Prompt => Which lines in the records below contain the word "valtuutettuun"? Copy each one out.

Start of Supplied records

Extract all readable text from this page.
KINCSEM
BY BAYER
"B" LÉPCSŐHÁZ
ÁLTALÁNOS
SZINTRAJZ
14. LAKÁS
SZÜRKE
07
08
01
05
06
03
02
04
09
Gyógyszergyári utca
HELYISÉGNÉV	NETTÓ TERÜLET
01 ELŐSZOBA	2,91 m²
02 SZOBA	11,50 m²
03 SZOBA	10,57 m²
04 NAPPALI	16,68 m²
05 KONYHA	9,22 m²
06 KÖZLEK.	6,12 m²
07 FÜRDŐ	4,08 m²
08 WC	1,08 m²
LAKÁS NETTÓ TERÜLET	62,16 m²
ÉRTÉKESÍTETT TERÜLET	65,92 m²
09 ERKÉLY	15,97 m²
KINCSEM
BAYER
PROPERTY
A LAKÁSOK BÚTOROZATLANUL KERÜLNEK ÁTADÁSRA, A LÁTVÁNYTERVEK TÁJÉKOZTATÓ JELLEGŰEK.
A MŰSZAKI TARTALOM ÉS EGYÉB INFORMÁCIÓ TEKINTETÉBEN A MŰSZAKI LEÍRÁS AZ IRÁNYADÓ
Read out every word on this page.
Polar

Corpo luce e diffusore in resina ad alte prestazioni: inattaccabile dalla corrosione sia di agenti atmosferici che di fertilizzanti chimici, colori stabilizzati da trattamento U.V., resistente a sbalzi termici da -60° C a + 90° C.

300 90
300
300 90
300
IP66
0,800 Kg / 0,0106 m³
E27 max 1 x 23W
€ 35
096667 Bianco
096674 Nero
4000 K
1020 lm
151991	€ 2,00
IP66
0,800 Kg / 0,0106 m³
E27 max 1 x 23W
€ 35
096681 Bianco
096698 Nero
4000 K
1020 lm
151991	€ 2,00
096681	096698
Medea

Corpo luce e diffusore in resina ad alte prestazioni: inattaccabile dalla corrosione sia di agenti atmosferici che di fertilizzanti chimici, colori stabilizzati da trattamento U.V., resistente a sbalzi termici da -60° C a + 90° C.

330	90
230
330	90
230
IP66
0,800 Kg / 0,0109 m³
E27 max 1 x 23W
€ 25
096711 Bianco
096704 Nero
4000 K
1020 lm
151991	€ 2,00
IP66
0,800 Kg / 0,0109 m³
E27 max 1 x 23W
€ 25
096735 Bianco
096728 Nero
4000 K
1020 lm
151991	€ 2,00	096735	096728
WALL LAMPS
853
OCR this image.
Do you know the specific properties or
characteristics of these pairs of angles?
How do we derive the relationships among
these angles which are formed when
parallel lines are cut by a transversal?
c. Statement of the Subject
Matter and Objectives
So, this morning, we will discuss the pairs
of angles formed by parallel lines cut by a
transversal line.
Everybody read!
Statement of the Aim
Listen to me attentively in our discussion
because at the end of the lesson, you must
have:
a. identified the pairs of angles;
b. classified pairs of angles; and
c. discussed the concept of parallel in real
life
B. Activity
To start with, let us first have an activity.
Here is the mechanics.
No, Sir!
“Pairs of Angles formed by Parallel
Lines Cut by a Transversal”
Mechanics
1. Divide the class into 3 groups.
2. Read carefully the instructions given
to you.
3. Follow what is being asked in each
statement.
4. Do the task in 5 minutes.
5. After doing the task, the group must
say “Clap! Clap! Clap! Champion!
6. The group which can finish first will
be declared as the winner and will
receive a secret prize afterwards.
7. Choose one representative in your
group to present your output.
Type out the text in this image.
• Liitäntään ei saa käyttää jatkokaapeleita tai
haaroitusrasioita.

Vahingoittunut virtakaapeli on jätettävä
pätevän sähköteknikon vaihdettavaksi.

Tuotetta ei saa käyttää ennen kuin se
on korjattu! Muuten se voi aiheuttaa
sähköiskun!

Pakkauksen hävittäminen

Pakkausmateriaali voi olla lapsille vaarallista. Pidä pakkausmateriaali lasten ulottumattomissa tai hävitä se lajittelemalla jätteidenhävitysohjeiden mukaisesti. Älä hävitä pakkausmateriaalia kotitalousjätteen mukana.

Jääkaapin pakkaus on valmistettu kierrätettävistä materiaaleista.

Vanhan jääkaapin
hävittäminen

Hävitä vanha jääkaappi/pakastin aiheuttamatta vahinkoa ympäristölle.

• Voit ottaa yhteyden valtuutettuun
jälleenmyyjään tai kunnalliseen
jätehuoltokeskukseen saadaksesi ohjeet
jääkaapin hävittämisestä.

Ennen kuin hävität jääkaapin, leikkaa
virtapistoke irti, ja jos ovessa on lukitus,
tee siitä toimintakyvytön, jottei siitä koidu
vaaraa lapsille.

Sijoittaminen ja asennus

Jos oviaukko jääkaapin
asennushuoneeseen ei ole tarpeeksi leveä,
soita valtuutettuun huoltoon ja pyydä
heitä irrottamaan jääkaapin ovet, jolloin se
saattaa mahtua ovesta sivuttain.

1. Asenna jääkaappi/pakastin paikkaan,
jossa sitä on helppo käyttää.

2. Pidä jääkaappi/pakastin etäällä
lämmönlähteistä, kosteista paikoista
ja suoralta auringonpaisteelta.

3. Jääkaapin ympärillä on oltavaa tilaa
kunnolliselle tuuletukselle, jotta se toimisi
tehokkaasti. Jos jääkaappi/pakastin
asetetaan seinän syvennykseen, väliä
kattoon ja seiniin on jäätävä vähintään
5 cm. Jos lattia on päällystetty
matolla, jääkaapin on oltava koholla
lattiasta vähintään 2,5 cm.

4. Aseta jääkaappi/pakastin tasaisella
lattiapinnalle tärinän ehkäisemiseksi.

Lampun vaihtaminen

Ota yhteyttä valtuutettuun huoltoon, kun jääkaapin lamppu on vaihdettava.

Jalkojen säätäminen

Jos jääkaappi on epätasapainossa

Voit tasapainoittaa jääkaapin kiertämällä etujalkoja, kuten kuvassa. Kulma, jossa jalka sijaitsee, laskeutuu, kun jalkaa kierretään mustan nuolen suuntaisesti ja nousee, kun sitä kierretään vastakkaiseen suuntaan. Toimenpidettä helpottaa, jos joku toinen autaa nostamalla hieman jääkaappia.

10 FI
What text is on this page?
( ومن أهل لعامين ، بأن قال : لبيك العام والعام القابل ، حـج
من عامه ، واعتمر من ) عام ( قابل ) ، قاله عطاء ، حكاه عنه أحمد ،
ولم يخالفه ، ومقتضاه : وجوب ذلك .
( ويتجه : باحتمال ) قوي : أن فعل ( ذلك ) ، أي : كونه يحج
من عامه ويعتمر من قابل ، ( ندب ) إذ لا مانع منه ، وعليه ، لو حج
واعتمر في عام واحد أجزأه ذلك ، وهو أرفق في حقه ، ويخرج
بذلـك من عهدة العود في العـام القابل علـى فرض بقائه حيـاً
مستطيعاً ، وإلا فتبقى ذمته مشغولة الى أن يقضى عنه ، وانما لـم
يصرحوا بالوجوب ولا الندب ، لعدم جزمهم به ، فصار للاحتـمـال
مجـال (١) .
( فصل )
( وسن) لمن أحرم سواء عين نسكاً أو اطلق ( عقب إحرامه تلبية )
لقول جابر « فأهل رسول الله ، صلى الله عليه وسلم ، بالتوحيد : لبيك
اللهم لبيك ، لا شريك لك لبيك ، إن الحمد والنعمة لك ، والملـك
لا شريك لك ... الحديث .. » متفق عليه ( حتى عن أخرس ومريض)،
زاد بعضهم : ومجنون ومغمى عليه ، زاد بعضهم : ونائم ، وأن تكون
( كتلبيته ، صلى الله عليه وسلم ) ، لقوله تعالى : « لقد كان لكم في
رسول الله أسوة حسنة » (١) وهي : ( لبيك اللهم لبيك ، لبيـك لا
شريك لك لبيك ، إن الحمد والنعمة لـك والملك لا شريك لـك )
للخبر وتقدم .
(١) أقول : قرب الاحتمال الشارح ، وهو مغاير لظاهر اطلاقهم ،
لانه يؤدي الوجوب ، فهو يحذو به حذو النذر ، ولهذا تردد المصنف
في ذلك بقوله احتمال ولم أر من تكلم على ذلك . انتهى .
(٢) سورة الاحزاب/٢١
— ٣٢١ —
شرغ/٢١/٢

End of Supplied records

Solution for this problem =>
• Voit ottaa yhteyden valtuutettuun
soita valtuutettuun huoltoon ja pyydä
Ota yhteyttä valtuutettuun huoltoon, kun jääkaapin lamppu on vaihdettava.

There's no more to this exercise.